─── Records for processing ───
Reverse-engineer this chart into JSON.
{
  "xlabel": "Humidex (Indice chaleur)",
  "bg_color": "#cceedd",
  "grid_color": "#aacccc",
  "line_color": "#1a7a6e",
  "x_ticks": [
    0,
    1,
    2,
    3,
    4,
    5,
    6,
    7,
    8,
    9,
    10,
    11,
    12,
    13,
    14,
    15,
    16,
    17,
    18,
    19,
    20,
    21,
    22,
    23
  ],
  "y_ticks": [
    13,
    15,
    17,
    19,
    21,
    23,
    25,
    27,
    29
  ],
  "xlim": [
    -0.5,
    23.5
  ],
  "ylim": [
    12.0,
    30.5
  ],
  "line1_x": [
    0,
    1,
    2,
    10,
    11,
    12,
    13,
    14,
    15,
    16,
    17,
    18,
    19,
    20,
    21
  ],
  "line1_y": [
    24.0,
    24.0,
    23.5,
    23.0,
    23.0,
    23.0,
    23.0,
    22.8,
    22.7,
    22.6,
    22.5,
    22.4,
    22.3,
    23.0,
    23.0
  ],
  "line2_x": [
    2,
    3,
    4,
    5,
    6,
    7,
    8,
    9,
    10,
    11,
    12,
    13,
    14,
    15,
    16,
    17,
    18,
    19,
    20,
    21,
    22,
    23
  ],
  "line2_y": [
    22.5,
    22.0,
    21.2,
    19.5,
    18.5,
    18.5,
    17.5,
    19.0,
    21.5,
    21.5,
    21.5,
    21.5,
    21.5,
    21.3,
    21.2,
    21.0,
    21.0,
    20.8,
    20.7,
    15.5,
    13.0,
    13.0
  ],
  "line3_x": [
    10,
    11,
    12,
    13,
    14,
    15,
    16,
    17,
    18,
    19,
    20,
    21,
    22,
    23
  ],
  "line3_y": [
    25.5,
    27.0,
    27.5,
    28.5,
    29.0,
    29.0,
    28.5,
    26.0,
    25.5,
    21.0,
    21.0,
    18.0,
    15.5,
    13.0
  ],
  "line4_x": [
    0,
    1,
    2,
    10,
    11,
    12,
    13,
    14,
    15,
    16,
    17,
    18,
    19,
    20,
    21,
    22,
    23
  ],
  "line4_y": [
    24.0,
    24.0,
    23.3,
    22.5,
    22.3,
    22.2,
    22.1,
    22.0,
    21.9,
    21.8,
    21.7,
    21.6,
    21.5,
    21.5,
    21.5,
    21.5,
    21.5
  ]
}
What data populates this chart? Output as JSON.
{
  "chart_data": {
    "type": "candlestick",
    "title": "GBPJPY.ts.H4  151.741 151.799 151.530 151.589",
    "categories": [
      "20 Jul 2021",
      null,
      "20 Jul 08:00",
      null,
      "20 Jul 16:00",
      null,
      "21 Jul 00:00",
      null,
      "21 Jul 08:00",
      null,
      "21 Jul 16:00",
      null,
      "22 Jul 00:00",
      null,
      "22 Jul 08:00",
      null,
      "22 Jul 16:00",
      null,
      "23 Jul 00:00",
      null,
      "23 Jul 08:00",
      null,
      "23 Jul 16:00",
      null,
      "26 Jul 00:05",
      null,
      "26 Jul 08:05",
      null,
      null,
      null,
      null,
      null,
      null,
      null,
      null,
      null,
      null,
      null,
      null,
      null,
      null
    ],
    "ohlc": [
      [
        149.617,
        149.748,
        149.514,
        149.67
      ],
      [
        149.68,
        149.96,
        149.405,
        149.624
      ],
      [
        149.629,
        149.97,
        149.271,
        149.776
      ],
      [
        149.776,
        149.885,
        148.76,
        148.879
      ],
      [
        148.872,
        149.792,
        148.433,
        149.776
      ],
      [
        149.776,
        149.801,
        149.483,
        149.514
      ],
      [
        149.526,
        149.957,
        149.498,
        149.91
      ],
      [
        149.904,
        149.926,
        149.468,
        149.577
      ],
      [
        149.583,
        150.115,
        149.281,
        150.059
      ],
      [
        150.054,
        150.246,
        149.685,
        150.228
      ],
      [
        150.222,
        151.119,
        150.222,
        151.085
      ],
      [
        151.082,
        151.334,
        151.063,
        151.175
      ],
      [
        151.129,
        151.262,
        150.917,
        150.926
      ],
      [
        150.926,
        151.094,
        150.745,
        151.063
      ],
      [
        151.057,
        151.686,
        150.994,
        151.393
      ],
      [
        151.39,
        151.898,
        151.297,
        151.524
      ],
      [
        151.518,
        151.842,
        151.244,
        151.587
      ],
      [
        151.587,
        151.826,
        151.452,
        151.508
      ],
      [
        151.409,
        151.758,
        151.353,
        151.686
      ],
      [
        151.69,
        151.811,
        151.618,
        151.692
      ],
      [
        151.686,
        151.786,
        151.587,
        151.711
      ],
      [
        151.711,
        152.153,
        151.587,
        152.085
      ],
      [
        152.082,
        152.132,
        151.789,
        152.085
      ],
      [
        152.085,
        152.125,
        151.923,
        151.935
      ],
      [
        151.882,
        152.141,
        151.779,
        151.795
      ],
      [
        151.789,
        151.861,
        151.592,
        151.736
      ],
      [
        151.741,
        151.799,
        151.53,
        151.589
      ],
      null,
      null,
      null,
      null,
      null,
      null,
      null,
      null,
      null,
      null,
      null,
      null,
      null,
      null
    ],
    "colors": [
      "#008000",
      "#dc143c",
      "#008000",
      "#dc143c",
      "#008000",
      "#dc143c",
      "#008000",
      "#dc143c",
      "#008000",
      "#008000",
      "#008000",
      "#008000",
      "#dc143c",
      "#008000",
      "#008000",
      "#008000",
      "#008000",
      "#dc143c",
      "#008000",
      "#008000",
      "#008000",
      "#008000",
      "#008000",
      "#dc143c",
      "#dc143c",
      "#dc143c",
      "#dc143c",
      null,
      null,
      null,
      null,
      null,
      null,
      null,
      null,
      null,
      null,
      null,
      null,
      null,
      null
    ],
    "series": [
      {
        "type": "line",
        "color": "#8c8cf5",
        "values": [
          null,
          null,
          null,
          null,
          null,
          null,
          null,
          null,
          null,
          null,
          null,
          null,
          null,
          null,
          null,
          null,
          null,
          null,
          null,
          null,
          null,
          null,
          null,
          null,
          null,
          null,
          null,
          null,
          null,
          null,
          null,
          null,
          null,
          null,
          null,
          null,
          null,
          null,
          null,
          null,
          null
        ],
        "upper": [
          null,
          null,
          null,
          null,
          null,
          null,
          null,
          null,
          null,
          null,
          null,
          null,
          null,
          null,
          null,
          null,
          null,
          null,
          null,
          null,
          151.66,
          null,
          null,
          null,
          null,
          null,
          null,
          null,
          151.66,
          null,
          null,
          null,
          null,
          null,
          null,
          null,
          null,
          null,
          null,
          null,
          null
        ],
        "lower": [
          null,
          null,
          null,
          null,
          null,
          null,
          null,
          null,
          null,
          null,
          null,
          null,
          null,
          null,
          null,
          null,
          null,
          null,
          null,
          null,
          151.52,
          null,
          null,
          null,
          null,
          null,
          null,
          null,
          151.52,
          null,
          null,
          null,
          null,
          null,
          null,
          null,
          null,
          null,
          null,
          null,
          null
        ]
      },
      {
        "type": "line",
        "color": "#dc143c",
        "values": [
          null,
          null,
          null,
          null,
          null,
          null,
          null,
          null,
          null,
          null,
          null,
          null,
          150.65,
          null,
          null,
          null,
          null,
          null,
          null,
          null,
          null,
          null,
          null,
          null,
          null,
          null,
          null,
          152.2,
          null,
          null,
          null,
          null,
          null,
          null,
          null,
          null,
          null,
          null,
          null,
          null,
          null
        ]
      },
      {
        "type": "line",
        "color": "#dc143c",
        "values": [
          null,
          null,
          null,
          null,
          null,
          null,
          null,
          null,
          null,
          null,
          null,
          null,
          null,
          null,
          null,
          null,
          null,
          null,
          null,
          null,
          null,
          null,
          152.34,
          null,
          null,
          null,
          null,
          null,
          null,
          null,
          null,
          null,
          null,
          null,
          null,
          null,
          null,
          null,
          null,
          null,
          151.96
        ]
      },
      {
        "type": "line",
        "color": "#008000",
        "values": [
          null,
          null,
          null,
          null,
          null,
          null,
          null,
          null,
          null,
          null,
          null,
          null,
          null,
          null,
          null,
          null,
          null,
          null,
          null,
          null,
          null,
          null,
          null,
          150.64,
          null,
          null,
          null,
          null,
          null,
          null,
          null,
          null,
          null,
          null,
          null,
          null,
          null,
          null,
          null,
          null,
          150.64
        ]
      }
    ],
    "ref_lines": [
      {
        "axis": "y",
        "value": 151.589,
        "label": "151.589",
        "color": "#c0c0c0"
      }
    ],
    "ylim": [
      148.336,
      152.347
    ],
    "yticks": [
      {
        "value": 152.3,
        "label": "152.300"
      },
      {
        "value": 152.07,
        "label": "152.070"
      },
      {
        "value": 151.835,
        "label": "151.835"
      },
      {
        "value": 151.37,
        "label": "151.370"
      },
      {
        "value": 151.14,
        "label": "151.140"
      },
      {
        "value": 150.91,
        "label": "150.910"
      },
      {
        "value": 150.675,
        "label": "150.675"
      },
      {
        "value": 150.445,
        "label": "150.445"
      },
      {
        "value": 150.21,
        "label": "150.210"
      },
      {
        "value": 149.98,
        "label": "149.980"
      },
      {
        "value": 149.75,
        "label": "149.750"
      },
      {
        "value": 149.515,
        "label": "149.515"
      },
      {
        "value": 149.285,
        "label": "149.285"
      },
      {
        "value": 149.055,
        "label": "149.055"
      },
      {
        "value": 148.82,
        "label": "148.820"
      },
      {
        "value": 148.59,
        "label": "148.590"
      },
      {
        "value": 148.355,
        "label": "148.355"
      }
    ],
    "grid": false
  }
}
───
What you have to do:
List all lines from the entries that include the word "JSON".

Task answer:
Reverse-engineer this chart into JSON.
What data populates this chart? Output as JSON.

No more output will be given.